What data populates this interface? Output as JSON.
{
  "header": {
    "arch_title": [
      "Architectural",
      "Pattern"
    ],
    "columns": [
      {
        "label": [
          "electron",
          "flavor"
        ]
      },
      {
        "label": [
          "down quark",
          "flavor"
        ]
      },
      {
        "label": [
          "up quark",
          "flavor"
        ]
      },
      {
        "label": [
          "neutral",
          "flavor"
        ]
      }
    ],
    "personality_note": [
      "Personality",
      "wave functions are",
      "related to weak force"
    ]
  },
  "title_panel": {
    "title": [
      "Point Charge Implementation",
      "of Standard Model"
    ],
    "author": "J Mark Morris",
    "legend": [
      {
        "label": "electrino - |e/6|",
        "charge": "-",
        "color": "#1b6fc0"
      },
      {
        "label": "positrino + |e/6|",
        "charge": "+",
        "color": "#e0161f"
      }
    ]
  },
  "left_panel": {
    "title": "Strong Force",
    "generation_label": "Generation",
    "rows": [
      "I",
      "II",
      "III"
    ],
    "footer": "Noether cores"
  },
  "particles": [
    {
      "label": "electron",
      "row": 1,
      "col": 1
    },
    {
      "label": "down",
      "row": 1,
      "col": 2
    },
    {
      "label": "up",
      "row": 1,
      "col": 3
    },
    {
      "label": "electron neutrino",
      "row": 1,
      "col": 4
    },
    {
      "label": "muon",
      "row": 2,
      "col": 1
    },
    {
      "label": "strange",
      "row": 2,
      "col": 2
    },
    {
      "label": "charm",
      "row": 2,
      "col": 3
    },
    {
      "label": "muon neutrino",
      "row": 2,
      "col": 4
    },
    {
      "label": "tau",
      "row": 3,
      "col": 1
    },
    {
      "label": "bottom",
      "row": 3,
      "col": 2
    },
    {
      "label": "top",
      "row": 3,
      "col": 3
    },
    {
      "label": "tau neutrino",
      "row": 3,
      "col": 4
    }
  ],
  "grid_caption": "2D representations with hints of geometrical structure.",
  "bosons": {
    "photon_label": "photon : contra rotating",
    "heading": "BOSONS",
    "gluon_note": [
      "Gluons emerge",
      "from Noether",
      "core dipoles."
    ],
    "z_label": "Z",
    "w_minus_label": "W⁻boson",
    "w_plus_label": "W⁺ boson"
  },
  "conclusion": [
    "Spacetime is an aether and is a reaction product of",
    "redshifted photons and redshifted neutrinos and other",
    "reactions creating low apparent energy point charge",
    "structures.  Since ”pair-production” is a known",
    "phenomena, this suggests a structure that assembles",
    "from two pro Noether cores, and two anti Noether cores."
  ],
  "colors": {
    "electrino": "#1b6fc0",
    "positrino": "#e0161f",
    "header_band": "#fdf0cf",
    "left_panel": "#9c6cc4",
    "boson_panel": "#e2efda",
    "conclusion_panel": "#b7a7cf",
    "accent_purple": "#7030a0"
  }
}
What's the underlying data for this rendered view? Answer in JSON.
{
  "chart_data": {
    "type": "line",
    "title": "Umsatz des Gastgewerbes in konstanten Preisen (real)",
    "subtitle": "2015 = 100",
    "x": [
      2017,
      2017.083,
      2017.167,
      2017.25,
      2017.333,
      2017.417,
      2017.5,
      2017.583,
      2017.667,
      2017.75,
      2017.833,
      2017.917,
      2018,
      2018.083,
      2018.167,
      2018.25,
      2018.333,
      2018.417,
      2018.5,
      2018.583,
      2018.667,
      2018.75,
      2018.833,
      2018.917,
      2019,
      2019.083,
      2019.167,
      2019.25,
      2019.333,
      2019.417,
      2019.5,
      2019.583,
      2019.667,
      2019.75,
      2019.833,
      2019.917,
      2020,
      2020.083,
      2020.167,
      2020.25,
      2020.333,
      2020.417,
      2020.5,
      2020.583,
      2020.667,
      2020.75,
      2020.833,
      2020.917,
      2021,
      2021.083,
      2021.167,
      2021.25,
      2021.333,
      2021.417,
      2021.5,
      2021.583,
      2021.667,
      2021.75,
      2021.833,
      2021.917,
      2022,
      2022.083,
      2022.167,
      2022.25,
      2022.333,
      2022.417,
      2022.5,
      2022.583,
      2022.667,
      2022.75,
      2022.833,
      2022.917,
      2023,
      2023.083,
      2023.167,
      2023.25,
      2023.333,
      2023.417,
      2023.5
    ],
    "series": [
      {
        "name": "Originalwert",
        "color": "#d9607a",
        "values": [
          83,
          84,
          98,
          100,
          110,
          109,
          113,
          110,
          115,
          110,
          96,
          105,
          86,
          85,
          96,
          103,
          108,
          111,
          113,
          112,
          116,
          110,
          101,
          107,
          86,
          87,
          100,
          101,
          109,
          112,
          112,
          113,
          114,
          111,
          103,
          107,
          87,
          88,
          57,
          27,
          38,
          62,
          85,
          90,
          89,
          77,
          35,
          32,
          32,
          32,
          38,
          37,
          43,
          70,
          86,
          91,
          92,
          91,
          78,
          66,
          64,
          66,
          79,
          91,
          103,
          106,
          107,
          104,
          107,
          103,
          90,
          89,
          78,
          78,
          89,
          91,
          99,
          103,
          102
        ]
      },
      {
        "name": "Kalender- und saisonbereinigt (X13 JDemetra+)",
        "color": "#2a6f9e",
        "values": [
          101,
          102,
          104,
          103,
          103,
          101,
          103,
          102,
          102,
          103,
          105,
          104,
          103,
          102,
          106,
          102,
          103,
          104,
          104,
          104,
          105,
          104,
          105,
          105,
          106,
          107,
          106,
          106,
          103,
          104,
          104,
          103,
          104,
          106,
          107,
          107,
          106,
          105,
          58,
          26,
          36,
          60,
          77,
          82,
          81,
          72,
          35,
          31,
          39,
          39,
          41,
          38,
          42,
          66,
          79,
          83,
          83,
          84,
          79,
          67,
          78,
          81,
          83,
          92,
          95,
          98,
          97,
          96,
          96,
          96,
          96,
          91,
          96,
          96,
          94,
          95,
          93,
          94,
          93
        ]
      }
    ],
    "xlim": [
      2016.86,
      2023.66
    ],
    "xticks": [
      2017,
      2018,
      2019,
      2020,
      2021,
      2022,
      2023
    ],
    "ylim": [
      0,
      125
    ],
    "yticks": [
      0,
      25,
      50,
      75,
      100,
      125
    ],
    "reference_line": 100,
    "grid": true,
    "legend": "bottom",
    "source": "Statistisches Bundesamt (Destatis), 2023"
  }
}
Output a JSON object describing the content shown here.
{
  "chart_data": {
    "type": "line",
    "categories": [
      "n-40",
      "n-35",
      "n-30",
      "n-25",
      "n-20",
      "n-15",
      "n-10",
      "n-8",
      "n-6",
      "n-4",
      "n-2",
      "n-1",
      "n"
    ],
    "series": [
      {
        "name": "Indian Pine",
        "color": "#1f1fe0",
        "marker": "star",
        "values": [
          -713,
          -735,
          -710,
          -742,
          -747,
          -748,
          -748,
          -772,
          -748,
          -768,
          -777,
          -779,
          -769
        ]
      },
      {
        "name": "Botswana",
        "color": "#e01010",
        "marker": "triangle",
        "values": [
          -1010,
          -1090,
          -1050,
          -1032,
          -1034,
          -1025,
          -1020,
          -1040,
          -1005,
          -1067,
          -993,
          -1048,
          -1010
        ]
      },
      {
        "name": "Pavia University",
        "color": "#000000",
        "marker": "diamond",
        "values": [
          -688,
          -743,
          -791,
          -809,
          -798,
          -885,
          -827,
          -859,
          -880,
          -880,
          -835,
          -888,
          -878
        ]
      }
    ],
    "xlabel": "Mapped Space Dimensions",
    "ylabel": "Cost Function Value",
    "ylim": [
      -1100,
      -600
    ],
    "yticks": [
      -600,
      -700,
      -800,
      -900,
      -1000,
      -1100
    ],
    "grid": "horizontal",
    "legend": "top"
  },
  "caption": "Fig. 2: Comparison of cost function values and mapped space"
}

Given exercise
Please output the entire listing exactly as it stands.

Exercise response
What data populates this interface? Output as JSON.
{
  "header": {
    "arch_title": [
      "Architectural",
      "Pattern"
    ],
    "columns": [
      {
        "label": [
          "electron",
          "flavor"
        ]
      },
      {
        "label": [
          "down quark",
          "flavor"
        ]
      },
      {
        "label": [
          "up quark",
          "flavor"
        ]
      },
      {
        "label": [
          "neutral",
          "flavor"
        ]
      }
    ],
    "personality_note": [
      "Personality",
      "wave functions are",
      "related to weak force"
    ]
  },
  "title_panel": {
    "title": [
      "Point Charge Implementation",
      "of Standard Model"
    ],
    "author": "J Mark Morris",
    "legend": [
      {
        "label": "electrino - |e/6|",
        "charge": "-",
        "color": "#1b6fc0"
      },
      {
        "label": "positrino + |e/6|",
        "charge": "+",
        "color": "#e0161f"
      }
    ]
  },
  "left_panel": {
    "title": "Strong Force",
    "generation_label": "Generation",
    "rows": [
      "I",
      "II",
      "III"
    ],
    "footer": "Noether cores"
  },
  "particles": [
    {
      "label": "electron",
      "row": 1,
      "col": 1
    },
    {
      "label": "down",
      "row": 1,
      "col": 2
    },
    {
      "label": "up",
      "row": 1,
      "col": 3
    },
    {
      "label": "electron neutrino",
      "row": 1,
      "col": 4
    },
    {
      "label": "muon",
      "row": 2,
      "col": 1
    },
    {
      "label": "strange",
      "row": 2,
      "col": 2
    },
    {
      "label": "charm",
      "row": 2,
      "col": 3
    },
    {
      "label": "muon neutrino",
      "row": 2,
      "col": 4
    },
    {
      "label": "tau",
      "row": 3,
      "col": 1
    },
    {
      "label": "bottom",
      "row": 3,
      "col": 2
    },
    {
      "label": "top",
      "row": 3,
      "col": 3
    },
    {
      "label": "tau neutrino",
      "row": 3,
      "col": 4
    }
  ],
  "grid_caption": "2D representations with hints of geometrical structure.",
  "bosons": {
    "photon_label": "photon : contra rotating",
    "heading": "BOSONS",
    "gluon_note": [
      "Gluons emerge",
      "from Noether",
      "core dipoles."
    ],
    "z_label": "Z",
    "w_minus_label": "W⁻boson",
    "w_plus_label": "W⁺ boson"
  },
  "conclusion": [
    "Spacetime is an aether and is a reaction product of",
    "redshifted photons and redshifted neutrinos and other",
    "reactions creating low apparent energy point charge",
    "structures.  Since ”pair-production” is a known",
    "phenomena, this suggests a structure that assembles",
    "from two pro Noether cores, and two anti Noether cores."
  ],
  "colors": {
    "electrino": "#1b6fc0",
    "positrino": "#e0161f",
    "header_band": "#fdf0cf",
    "left_panel": "#9c6cc4",
    "boson_panel": "#e2efda",
    "conclusion_panel": "#b7a7cf",
    "accent_purple": "#7030a0"
  }
}
What's the underlying data for this rendered view? Answer in JSON.
{
  "chart_data": {
    "type": "line",
    "title": "Umsatz des Gastgewerbes in konstanten Preisen (real)",
    "subtitle": "2015 = 100",
    "x": [
      2017,
      2017.083,
      2017.167,
      2017.25,
      2017.333,
      2017.417,
      2017.5,
      2017.583,
      2017.667,
      2017.75,
      2017.833,
      2017.917,
      2018,
      2018.083,
      2018.167,
      2018.25,
      2018.333,
      2018.417,
      2018.5,
      2018.583,
      2018.667,
      2018.75,
      2018.833,
      2018.917,
      2019,
      2019.083,
      2019.167,
      2019.25,
      2019.333,
      2019.417,
      2019.5,
      2019.583,
      2019.667,
      2019.75,
      2019.833,
      2019.917,
      2020,
      2020.083,
      2020.167,
      2020.25,
      2020.333,
      2020.417,
      2020.5,
      2020.583,
      2020.667,
      2020.75,
      2020.833,
      2020.917,
      2021,
      2021.083,
      2021.167,
      2021.25,
      2021.333,
      2021.417,
      2021.5,
      2021.583,
      2021.667,
      2021.75,
      2021.833,
      2021.917,
      2022,
      2022.083,
      2022.167,
      2022.25,
      2022.333,
      2022.417,
      2022.5,
      2022.583,
      2022.667,
      2022.75,
      2022.833,
      2022.917,
      2023,
      2023.083,
      2023.167,
      2023.25,
      2023.333,
      2023.417,
      2023.5
    ],
    "series": [
      {
        "name": "Originalwert",
        "color": "#d9607a",
        "values": [
          83,
          84,
          98,
          100,
          110,
          109,
          113,
          110,
          115,
          110,
          96,
          105,
          86,
          85,
          96,
          103,
          108,
          111,
          113,
          112,
          116,
          110,
          101,
          107,
          86,
          87,
          100,
          101,
          109,
          112,
          112,
          113,
          114,
          111,
          103,
          107,
          87,
          88,
          57,
          27,
          38,
          62,
          85,
          90,
          89,
          77,
          35,
          32,
          32,
          32,
          38,
          37,
          43,
          70,
          86,
          91,
          92,
          91,
          78,
          66,
          64,
          66,
          79,
          91,
          103,
          106,
          107,
          104,
          107,
          103,
          90,
          89,
          78,
          78,
          89,
          91,
          99,
          103,
          102
        ]
      },
      {
        "name": "Kalender- und saisonbereinigt (X13 JDemetra+)",
        "color": "#2a6f9e",
        "values": [
          101,
          102,
          104,
          103,
          103,
          101,
          103,
          102,
          102,
          103,
          105,
          104,
          103,
          102,
          106,
          102,
          103,
          104,
          104,
          104,
          105,
          104,
          105,
          105,
          106,
          107,
          106,
          106,
          103,
          104,
          104,
          103,
          104,
          106,
          107,
          107,
          106,
          105,
          58,
          26,
          36,
          60,
          77,
          82,
          81,
          72,
          35,
          31,
          39,
          39,
          41,
          38,
          42,
          66,
          79,
          83,
          83,
          84,
          79,
          67,
          78,
          81,
          83,
          92,
          95,
          98,
          97,
          96,
          96,
          96,
          96,
          91,
          96,
          96,
          94,
          95,
          93,
          94,
          93
        ]
      }
    ],
    "xlim": [
      2016.86,
      2023.66
    ],
    "xticks": [
      2017,
      2018,
      2019,
      2020,
      2021,
      2022,
      2023
    ],
    "ylim": [
      0,
      125
    ],
    "yticks": [
      0,
      25,
      50,
      75,
      100,
      125
    ],
    "reference_line": 100,
    "grid": true,
    "legend": "bottom",
    "source": "Statistisches Bundesamt (Destatis), 2023"
  }
}
Output a JSON object describing the content shown here.
{
  "chart_data": {
    "type": "line",
    "categories": [
      "n-40",
      "n-35",
      "n-30",
      "n-25",
      "n-20",
      "n-15",
      "n-10",
      "n-8",
      "n-6",
      "n-4",
      "n-2",
      "n-1",
      "n"
    ],
    "series": [
      {
        "name": "Indian Pine",
        "color": "#1f1fe0",
        "marker": "star",
        "values": [
          -713,
          -735,
          -710,
          -742,
          -747,
          -748,
          -748,
          -772,
          -748,
          -768,
          -777,
          -779,
          -769
        ]
      },
      {
        "name": "Botswana",
        "color": "#e01010",
        "marker": "triangle",
        "values": [
          -1010,
          -1090,
          -1050,
          -1032,
          -1034,
          -1025,
          -1020,
          -1040,
          -1005,
          -1067,
          -993,
          -1048,
          -1010
        ]
      },
      {
        "name": "Pavia University",
        "color": "#000000",
        "marker": "diamond",
        "values": [
          -688,
          -743,
          -791,
          -809,
          -798,
          -885,
          -827,
          -859,
          -880,
          -880,
          -835,
          -888,
          -878
        ]
      }
    ],
    "xlabel": "Mapped Space Dimensions",
    "ylabel": "Cost Function Value",
    "ylim": [
      -1100,
      -600
    ],
    "yticks": [
      -600,
      -700,
      -800,
      -900,
      -1000,
      -1100
    ],
    "grid": "horizontal",
    "legend": "top"
  },
  "caption": "Fig. 2: Comparison of cost function values and mapped space"
}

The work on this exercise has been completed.